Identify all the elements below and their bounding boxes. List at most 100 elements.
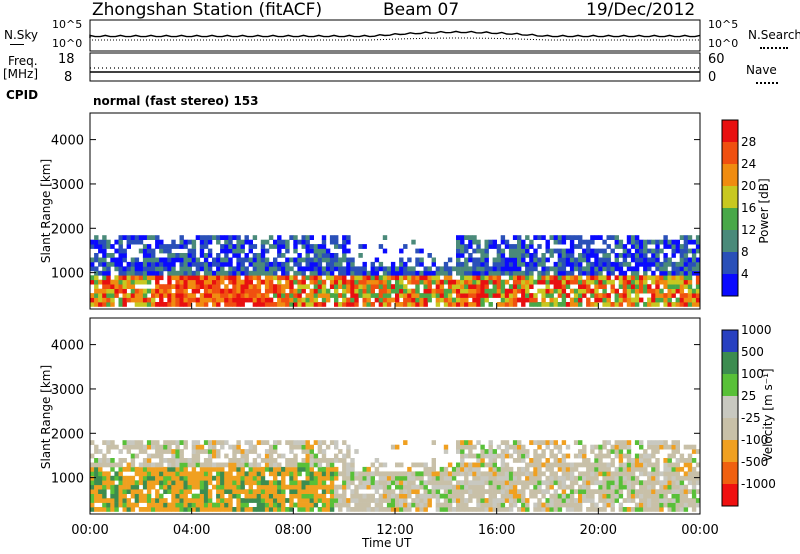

==

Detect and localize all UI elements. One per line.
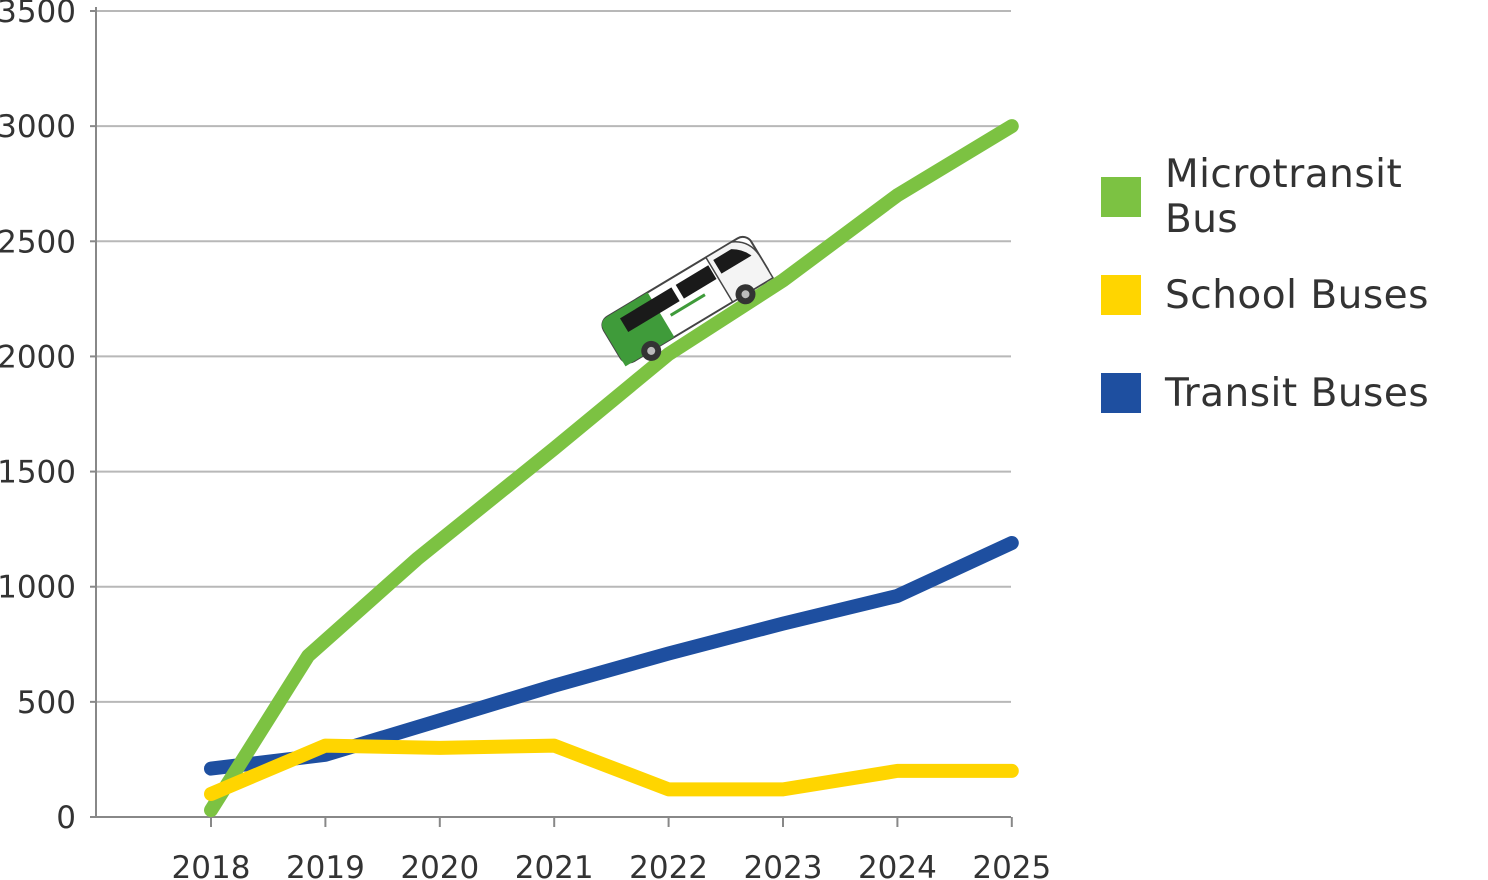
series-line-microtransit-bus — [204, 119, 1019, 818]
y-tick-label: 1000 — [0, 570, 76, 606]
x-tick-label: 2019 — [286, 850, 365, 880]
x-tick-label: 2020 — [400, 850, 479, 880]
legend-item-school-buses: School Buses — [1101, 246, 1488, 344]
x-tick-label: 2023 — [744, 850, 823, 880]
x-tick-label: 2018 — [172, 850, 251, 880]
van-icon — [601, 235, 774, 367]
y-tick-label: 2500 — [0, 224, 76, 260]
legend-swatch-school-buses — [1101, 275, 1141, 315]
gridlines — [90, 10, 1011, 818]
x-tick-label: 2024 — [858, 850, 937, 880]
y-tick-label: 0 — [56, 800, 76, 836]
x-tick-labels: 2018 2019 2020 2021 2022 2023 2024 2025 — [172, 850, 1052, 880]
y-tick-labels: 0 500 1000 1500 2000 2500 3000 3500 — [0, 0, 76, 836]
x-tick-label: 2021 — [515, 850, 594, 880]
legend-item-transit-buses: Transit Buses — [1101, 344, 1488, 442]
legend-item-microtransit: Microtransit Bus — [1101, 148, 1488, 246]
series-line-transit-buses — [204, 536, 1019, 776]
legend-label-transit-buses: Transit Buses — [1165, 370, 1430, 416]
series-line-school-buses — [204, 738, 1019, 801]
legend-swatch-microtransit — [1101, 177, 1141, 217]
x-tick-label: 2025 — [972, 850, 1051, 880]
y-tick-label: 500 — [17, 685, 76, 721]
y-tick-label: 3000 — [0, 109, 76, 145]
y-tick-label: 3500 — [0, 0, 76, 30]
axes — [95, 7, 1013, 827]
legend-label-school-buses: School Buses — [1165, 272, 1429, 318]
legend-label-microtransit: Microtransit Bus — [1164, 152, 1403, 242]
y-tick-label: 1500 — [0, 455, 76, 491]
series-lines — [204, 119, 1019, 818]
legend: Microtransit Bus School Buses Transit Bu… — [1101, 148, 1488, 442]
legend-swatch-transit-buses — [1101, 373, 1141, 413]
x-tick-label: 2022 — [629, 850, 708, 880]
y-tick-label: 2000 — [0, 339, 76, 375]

- [AIM OF THE EXERCISE] Tally the lines in the data above that contain the string "labels", counting only case-exact matches. Reply with the number alone.

- [EXERCISE OUTPUT] 2